- [WRITTEN PROBLEM]: What follows is a listing; give it again exactly, in its entirety.

Begin

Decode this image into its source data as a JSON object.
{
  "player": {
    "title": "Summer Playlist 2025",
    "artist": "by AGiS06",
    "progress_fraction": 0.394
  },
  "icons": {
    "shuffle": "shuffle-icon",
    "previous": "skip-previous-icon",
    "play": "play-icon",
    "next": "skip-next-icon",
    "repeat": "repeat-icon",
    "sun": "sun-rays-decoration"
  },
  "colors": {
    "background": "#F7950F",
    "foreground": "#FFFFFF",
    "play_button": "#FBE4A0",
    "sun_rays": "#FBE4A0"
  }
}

End

- [EXERCISE OUTPUT]:
Decode this image into its source data as a JSON object.
{
  "player": {
    "title": "Summer Playlist 2025",
    "artist": "by AGiS06",
    "progress_fraction": 0.394
  },
  "icons": {
    "shuffle": "shuffle-icon",
    "previous": "skip-previous-icon",
    "play": "play-icon",
    "next": "skip-next-icon",
    "repeat": "repeat-icon",
    "sun": "sun-rays-decoration"
  },
  "colors": {
    "background": "#F7950F",
    "foreground": "#FFFFFF",
    "play_button": "#FBE4A0",
    "sun_rays": "#FBE4A0"
  }
}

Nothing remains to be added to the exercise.